[Stated task]
Would you retype all of these records exactly?

[Figure data in JSON]
## Start
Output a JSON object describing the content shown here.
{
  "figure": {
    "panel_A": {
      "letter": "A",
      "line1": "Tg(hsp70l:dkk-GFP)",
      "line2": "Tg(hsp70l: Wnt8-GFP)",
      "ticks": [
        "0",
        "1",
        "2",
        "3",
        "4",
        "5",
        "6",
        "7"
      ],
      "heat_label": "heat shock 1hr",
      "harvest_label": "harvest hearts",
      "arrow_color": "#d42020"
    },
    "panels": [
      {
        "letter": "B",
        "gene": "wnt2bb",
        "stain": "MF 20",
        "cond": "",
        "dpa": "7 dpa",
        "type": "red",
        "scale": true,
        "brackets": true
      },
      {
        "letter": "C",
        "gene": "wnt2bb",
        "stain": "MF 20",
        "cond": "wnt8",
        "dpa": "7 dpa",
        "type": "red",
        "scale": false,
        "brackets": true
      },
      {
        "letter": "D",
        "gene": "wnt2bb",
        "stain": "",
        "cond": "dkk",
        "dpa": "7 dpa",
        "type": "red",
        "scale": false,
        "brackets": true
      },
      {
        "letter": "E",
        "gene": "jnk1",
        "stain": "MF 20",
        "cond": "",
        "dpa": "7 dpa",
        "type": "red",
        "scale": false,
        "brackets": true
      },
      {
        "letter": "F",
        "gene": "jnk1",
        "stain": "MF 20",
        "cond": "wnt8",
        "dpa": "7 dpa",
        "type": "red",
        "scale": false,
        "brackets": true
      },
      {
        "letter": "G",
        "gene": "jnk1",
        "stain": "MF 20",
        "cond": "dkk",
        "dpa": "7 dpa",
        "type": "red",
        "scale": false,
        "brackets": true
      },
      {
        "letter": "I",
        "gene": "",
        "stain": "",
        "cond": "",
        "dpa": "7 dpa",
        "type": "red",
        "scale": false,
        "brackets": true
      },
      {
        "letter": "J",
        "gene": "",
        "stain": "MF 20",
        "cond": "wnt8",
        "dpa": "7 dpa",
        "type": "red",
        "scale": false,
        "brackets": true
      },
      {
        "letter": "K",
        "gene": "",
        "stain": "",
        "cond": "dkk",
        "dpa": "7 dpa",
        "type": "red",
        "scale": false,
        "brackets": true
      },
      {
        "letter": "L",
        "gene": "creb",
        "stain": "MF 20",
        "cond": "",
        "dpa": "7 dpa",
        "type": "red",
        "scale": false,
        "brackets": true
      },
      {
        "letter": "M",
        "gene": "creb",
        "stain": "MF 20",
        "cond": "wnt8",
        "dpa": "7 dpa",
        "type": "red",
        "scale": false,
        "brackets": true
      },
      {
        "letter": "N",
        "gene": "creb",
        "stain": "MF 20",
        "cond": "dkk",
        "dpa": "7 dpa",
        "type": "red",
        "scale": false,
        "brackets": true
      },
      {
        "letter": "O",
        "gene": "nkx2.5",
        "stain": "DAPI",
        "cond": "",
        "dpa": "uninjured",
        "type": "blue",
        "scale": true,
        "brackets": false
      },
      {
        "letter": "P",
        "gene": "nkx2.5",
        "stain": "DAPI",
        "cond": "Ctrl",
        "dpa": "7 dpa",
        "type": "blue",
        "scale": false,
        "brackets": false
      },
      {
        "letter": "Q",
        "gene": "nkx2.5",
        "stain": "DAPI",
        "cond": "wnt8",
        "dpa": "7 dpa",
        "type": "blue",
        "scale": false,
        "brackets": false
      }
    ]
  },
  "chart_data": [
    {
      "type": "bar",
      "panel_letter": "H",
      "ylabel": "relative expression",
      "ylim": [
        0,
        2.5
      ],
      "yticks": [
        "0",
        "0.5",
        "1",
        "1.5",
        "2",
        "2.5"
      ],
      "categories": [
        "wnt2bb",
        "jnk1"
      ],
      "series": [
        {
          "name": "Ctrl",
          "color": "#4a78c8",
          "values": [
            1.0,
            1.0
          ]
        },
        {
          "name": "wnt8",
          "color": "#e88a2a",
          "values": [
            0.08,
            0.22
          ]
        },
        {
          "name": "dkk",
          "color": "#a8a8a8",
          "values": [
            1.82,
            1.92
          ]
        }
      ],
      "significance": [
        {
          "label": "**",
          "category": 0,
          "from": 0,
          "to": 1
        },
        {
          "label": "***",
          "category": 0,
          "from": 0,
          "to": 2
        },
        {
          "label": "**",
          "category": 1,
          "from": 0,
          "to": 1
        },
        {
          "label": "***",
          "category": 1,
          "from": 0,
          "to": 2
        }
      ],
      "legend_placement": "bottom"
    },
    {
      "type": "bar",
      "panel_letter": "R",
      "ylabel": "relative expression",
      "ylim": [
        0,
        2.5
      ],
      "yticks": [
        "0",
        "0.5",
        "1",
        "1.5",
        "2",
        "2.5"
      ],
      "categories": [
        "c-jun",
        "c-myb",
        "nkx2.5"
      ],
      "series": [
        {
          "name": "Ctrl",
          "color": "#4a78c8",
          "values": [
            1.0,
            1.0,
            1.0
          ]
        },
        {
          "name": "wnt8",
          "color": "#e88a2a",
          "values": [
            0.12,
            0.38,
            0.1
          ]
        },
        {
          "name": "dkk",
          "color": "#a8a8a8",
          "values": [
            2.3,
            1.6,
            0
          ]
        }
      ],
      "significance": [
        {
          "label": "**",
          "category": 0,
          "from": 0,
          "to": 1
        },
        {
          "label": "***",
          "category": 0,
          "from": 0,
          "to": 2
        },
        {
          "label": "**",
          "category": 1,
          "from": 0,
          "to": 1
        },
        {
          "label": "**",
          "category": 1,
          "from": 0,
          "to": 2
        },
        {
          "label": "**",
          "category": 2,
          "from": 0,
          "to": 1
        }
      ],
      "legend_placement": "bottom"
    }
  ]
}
## End
[Task answer]
Output a JSON object describing the content shown here.
{
  "figure": {
    "panel_A": {
      "letter": "A",
      "line1": "Tg(hsp70l:dkk-GFP)",
      "line2": "Tg(hsp70l: Wnt8-GFP)",
      "ticks": [
        "0",
        "1",
        "2",
        "3",
        "4",
        "5",
        "6",
        "7"
      ],
      "heat_label": "heat shock 1hr",
      "harvest_label": "harvest hearts",
      "arrow_color": "#d42020"
    },
    "panels": [
      {
        "letter": "B",
        "gene": "wnt2bb",
        "stain": "MF 20",
        "cond": "",
        "dpa": "7 dpa",
        "type": "red",
        "scale": true,
        "brackets": true
      },
      {
        "letter": "C",
        "gene": "wnt2bb",
        "stain": "MF 20",
        "cond": "wnt8",
        "dpa": "7 dpa",
        "type": "red",
        "scale": false,
        "brackets": true
      },
      {
        "letter": "D",
        "gene": "wnt2bb",
        "stain": "",
        "cond": "dkk",
        "dpa": "7 dpa",
        "type": "red",
        "scale": false,
        "brackets": true
      },
      {
        "letter": "E",
        "gene": "jnk1",
        "stain": "MF 20",
        "cond": "",
        "dpa": "7 dpa",
        "type": "red",
        "scale": false,
        "brackets": true
      },
      {
        "letter": "F",
        "gene": "jnk1",
        "stain": "MF 20",
        "cond": "wnt8",
        "dpa": "7 dpa",
        "type": "red",
        "scale": false,
        "brackets": true
      },
      {
        "letter": "G",
        "gene": "jnk1",
        "stain": "MF 20",
        "cond": "dkk",
        "dpa": "7 dpa",
        "type": "red",
        "scale": false,
        "brackets": true
      },
      {
        "letter": "I",
        "gene": "",
        "stain": "",
        "cond": "",
        "dpa": "7 dpa",
        "type": "red",
        "scale": false,
        "brackets": true
      },
      {
        "letter": "J",
        "gene": "",
        "stain": "MF 20",
        "cond": "wnt8",
        "dpa": "7 dpa",
        "type": "red",
        "scale": false,
        "brackets": true
      },
      {
        "letter": "K",
        "gene": "",
        "stain": "",
        "cond": "dkk",
        "dpa": "7 dpa",
        "type": "red",
        "scale": false,
        "brackets": true
      },
      {
        "letter": "L",
        "gene": "creb",
        "stain": "MF 20",
        "cond": "",
        "dpa": "7 dpa",
        "type": "red",
        "scale": false,
        "brackets": true
      },
      {
        "letter": "M",
        "gene": "creb",
        "stain": "MF 20",
        "cond": "wnt8",
        "dpa": "7 dpa",
        "type": "red",
        "scale": false,
        "brackets": true
      },
      {
        "letter": "N",
        "gene": "creb",
        "stain": "MF 20",
        "cond": "dkk",
        "dpa": "7 dpa",
        "type": "red",
        "scale": false,
        "brackets": true
      },
      {
        "letter": "O",
        "gene": "nkx2.5",
        "stain": "DAPI",
        "cond": "",
        "dpa": "uninjured",
        "type": "blue",
        "scale": true,
        "brackets": false
      },
      {
        "letter": "P",
        "gene": "nkx2.5",
        "stain": "DAPI",
        "cond": "Ctrl",
        "dpa": "7 dpa",
        "type": "blue",
        "scale": false,
        "brackets": false
      },
      {
        "letter": "Q",
        "gene": "nkx2.5",
        "stain": "DAPI",
        "cond": "wnt8",
        "dpa": "7 dpa",
        "type": "blue",
        "scale": false,
        "brackets": false
      }
    ]
  },
  "chart_data": [
    {
      "type": "bar",
      "panel_letter": "H",
      "ylabel": "relative expression",
      "ylim": [
        0,
        2.5
      ],
      "yticks": [
        "0",
        "0.5",
        "1",
        "1.5",
        "2",
        "2.5"
      ],
      "categories": [
        "wnt2bb",
        "jnk1"
      ],
      "series": [
        {
          "name": "Ctrl",
          "color": "#4a78c8",
          "values": [
            1.0,
            1.0
          ]
        },
        {
          "name": "wnt8",
          "color": "#e88a2a",
          "values": [
            0.08,
            0.22
          ]
        },
        {
          "name": "dkk",
          "color": "#a8a8a8",
          "values": [
            1.82,
            1.92
          ]
        }
      ],
      "significance": [
        {
          "label": "**",
          "category": 0,
          "from": 0,
          "to": 1
        },
        {
          "label": "***",
          "category": 0,
          "from": 0,
          "to": 2
        },
        {
          "label": "**",
          "category": 1,
          "from": 0,
          "to": 1
        },
        {
          "label": "***",
          "category": 1,
          "from": 0,
          "to": 2
        }
      ],
      "legend_placement": "bottom"
    },
    {
      "type": "bar",
      "panel_letter": "R",
      "ylabel": "relative expression",
      "ylim": [
        0,
        2.5
      ],
      "yticks": [
        "0",
        "0.5",
        "1",
        "1.5",
        "2",
        "2.5"
      ],
      "categories": [
        "c-jun",
        "c-myb",
        "nkx2.5"
      ],
      "series": [
        {
          "name": "Ctrl",
          "color": "#4a78c8",
          "values": [
            1.0,
            1.0,
            1.0
          ]
        },
        {
          "name": "wnt8",
          "color": "#e88a2a",
          "values": [
            0.12,
            0.38,
            0.1
          ]
        },
        {
          "name": "dkk",
          "color": "#a8a8a8",
          "values": [
            2.3,
            1.6,
            0
          ]
        }
      ],
      "significance": [
        {
          "label": "**",
          "category": 0,
          "from": 0,
          "to": 1
        },
        {
          "label": "***",
          "category": 0,
          "from": 0,
          "to": 2
        },
        {
          "label": "**",
          "category": 1,
          "from": 0,
          "to": 1
        },
        {
          "label": "**",
          "category": 1,
          "from": 0,
          "to": 2
        },
        {
          "label": "**",
          "category": 2,
          "from": 0,
          "to": 1
        }
      ],
      "legend_placement": "bottom"
    }
  ]
}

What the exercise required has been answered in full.